── SOURCE DOCUMENT

ESPE2018 Free Communications Bone, Growth Plate & Mineral Metabolism 2 (6 abstracts)
aDepartment of Pediatrics and Adolescent Medicine, Medical University of Vienna, Vienna, Austria; bUniversity of Veterinary Medicine Vienna, Vienna, Austria; cCenter for Pathophysiology, Infectiology and Immunology, Medical University of Vienna, Vienna, Austria
Background: Hyperphosphatemic conditions such as chronic kidney disease are associated with muscle wasting and impaired life quality. While muscle regeneration relies on myogenic progenitor recruitment, the effects of high phosphate loads on this process has not been investigated in detail. This study aims to clarify the direct effectsof hyperphosphatemic conditions on skeletal myoblast differentiation in an murine cell model system.
Material and methods: C2C12 murine muscle progenitor cells were differentiated with equivalents to physiological and pathological phosphate loads. Phosphate-induced changes in marker gene expression were quantified by RT-PCR. Furthermore, immunohistochemistry was performed to investigate nuclear positive cell counts under treatment. Cell viability and metabolic activity were measured by XTT and BrdU incorporation assays. All experiments were performed in ≥3 independent runs.

────
── PROVIDED INFORMATION

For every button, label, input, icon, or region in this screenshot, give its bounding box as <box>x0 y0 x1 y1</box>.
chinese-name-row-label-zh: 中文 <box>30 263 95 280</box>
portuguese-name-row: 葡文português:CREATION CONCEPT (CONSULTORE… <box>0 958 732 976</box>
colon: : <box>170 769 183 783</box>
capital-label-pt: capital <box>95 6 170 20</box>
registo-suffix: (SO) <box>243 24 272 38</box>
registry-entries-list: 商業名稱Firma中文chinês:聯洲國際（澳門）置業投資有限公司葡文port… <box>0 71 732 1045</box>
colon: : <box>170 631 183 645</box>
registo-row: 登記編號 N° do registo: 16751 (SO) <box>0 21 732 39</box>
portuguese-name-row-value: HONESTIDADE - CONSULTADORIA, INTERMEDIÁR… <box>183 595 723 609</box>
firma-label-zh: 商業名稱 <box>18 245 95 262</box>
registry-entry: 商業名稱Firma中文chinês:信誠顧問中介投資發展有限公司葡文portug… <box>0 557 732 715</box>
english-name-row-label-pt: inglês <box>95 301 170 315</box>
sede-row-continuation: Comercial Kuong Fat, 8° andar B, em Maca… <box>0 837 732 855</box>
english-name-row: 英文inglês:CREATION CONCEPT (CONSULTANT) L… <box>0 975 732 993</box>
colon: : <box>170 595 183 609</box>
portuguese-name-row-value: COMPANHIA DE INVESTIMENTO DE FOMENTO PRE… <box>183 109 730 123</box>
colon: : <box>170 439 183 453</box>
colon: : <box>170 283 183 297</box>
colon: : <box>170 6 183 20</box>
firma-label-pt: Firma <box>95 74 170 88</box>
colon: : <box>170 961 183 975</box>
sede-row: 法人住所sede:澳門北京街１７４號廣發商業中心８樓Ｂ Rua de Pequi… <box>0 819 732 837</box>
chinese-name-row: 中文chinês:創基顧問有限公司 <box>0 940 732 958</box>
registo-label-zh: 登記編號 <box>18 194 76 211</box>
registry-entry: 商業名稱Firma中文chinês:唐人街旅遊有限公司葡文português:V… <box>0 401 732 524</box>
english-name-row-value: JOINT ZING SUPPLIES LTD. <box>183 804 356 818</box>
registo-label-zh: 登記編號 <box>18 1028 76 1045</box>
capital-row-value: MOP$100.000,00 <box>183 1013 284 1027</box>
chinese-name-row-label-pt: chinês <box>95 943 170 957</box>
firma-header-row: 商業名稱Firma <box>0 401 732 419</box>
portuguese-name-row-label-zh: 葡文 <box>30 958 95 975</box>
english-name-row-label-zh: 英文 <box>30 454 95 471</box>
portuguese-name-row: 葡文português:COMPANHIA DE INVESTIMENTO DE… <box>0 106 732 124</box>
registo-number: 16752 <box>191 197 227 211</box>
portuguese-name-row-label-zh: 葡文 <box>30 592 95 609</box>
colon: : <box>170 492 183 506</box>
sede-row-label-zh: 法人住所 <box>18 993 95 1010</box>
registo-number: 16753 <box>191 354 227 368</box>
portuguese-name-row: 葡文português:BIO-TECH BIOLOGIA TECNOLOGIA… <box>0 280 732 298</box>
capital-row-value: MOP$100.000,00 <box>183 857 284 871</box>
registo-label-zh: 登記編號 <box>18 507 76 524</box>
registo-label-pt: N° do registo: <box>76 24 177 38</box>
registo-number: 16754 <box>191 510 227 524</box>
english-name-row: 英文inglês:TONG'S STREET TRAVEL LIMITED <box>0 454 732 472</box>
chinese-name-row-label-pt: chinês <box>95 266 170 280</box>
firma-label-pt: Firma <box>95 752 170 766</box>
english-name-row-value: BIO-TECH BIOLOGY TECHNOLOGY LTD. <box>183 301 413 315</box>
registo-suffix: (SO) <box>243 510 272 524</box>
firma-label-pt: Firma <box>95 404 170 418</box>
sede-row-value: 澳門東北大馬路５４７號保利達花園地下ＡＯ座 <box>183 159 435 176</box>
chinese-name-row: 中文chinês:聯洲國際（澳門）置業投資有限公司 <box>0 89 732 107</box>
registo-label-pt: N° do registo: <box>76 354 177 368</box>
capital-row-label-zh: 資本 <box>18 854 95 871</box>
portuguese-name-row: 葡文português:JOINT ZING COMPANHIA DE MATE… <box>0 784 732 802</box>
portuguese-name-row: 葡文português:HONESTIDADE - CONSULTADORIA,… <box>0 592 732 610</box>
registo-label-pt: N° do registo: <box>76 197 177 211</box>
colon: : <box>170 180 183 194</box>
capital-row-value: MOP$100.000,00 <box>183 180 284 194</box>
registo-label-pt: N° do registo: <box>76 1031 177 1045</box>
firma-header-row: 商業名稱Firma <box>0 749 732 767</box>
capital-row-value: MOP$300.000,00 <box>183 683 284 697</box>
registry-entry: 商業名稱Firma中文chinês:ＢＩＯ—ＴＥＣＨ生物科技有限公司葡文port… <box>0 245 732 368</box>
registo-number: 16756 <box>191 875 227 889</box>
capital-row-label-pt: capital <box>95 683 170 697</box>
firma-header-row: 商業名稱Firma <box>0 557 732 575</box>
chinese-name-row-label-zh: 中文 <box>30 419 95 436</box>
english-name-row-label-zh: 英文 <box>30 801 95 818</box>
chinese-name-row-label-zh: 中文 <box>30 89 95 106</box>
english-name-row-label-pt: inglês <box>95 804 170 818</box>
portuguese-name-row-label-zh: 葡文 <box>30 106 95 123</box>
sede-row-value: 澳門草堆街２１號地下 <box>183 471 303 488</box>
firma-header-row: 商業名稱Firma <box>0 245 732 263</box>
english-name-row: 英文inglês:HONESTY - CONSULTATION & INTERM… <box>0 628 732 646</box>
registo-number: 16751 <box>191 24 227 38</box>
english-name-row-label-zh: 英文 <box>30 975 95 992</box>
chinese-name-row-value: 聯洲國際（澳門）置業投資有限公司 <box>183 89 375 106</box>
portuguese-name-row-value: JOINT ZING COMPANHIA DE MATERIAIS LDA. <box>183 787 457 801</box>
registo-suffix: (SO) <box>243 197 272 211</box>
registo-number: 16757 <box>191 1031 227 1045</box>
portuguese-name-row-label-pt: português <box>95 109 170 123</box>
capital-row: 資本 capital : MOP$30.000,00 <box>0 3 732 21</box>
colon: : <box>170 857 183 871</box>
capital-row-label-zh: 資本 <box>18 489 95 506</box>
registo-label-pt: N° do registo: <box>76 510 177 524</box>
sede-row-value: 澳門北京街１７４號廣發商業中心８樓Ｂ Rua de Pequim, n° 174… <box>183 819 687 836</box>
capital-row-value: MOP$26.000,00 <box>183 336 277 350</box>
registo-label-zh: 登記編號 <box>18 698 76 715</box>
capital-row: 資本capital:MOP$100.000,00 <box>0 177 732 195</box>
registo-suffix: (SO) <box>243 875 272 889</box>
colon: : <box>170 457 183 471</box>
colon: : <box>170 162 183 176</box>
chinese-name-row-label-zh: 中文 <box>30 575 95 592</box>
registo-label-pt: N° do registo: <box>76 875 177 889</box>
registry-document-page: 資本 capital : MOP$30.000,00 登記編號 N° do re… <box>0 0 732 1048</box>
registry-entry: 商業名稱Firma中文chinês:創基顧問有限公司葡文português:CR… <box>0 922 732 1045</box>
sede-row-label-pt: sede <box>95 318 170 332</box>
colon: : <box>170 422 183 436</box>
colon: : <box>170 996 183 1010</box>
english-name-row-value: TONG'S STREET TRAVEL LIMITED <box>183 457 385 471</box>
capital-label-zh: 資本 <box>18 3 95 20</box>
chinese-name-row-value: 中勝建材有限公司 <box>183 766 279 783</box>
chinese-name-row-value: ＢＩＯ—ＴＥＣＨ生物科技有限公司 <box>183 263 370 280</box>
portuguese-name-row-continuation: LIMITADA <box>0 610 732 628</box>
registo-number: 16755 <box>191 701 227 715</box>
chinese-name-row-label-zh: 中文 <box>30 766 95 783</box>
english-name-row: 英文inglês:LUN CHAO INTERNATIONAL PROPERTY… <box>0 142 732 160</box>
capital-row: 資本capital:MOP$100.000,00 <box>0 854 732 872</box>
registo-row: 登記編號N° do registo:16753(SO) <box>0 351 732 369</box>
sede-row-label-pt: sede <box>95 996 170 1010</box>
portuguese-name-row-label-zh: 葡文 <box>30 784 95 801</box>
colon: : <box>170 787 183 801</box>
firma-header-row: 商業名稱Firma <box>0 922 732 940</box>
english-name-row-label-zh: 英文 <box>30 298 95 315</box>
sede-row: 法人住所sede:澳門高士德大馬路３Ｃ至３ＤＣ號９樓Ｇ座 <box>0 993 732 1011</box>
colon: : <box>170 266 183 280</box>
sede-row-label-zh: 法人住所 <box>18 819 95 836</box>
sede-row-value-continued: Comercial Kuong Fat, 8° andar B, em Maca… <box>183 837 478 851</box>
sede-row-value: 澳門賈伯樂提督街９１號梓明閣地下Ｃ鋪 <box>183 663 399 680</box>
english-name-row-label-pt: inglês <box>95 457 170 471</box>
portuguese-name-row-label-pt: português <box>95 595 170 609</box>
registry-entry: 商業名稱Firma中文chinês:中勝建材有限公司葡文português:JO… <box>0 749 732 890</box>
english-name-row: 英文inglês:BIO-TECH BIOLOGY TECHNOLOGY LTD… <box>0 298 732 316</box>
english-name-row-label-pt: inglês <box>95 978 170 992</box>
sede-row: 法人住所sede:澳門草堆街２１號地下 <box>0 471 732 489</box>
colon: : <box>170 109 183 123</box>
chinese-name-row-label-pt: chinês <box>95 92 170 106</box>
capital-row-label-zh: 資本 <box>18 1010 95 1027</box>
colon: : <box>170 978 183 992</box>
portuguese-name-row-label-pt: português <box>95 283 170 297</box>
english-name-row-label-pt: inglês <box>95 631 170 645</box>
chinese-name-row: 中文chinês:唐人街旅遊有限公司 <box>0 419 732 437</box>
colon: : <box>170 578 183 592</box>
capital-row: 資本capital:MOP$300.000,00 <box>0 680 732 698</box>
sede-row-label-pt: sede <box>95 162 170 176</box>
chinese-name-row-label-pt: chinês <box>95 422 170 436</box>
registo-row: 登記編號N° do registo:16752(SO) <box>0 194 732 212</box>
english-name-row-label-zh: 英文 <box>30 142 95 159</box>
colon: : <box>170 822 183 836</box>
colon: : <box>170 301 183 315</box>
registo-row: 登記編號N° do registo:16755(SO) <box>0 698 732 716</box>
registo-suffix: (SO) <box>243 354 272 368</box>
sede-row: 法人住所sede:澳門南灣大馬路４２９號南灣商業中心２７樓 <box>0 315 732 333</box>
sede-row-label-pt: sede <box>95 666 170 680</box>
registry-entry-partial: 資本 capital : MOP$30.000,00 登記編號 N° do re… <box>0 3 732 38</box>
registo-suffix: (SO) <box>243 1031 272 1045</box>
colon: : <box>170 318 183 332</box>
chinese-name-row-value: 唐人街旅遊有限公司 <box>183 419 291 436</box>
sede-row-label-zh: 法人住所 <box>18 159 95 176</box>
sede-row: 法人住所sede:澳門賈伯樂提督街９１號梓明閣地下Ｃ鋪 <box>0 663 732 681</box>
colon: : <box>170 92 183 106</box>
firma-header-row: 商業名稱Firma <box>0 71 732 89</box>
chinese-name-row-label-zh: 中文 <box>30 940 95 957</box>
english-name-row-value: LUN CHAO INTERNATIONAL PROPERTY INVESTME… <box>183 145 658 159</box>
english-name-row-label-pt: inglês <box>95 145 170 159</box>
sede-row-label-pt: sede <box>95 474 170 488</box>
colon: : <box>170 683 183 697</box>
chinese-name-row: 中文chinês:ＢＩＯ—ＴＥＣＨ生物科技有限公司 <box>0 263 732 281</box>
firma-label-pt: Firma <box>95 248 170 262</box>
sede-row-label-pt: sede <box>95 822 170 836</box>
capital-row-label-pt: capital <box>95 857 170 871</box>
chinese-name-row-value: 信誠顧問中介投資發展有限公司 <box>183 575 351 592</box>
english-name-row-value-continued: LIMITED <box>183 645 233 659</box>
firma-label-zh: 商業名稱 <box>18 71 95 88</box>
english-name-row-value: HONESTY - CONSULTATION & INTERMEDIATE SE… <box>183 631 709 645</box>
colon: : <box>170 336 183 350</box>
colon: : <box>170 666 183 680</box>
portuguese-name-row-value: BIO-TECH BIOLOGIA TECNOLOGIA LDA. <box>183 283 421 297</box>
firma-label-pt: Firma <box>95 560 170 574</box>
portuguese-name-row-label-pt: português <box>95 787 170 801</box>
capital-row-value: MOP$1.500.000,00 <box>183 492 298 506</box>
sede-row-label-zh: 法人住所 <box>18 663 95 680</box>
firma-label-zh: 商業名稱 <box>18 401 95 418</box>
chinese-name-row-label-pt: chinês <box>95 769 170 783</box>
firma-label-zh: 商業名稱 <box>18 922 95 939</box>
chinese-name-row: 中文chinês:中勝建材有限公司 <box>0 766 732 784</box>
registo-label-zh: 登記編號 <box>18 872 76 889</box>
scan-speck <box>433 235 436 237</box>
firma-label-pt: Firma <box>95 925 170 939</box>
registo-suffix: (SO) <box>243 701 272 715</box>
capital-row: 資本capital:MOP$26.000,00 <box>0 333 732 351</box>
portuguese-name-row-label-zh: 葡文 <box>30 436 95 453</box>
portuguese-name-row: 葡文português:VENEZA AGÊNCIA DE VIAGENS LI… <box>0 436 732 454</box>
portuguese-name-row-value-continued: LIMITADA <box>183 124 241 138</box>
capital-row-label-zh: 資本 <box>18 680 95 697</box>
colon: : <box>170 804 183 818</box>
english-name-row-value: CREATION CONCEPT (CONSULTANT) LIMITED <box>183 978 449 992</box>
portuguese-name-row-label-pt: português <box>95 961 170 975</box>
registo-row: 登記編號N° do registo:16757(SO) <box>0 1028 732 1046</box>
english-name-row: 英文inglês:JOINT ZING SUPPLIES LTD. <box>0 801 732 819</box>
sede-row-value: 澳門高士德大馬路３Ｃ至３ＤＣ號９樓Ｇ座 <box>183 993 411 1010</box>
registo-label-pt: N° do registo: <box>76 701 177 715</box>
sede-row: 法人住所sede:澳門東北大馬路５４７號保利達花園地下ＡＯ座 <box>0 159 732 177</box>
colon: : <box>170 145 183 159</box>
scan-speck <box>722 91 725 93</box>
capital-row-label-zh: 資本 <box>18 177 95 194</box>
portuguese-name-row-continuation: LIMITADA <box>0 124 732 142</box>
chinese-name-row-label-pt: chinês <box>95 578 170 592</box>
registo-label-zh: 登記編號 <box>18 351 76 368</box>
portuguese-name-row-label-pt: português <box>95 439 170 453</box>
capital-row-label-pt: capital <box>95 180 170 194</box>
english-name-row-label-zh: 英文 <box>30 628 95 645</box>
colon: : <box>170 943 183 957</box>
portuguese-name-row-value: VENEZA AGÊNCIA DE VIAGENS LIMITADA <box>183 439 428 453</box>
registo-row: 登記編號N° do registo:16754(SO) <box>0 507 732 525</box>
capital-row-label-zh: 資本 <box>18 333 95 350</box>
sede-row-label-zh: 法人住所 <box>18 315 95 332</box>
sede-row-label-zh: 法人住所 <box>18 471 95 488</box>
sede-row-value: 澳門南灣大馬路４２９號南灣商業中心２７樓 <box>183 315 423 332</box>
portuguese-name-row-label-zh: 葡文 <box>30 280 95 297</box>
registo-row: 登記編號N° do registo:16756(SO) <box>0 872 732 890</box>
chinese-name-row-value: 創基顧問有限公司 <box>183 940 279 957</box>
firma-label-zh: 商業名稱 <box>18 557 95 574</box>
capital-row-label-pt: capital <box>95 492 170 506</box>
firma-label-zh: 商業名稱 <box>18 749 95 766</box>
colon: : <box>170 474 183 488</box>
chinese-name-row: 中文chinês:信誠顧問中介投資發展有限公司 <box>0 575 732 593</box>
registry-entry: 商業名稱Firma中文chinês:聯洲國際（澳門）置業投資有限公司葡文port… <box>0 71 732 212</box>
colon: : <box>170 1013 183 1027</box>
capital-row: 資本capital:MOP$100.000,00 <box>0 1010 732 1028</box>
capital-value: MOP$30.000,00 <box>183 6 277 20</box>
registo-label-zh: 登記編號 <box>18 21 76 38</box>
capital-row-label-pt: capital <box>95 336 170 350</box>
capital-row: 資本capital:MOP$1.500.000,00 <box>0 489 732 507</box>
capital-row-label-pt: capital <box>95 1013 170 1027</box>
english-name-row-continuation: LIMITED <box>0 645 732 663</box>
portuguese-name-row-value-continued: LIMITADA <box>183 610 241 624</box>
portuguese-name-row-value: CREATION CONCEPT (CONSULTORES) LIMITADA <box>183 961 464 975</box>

────

_YOUR ASSIGNMENT:_ From the abstract on phosphate and muscle progenitor cells, reproduce word for word the passage that starts at "Material and methods: C2C12" and stops after "in ≥3 independent runs.".

_TASK SOLUTION:_
Material and methods: C2C12 murine muscle progenitor cells were differentiated with equivalents to physiological and pathological phosphate loads. Phosphate-induced changes in marker gene expression were quantified by RT-PCR. Furthermore, immunohistochemistry was performed to investigate nuclear positive cell counts under treatment. Cell viability and metabolic activity were measured by XTT and BrdU incorporation assays. All experiments were performed in ≥3 independent runs.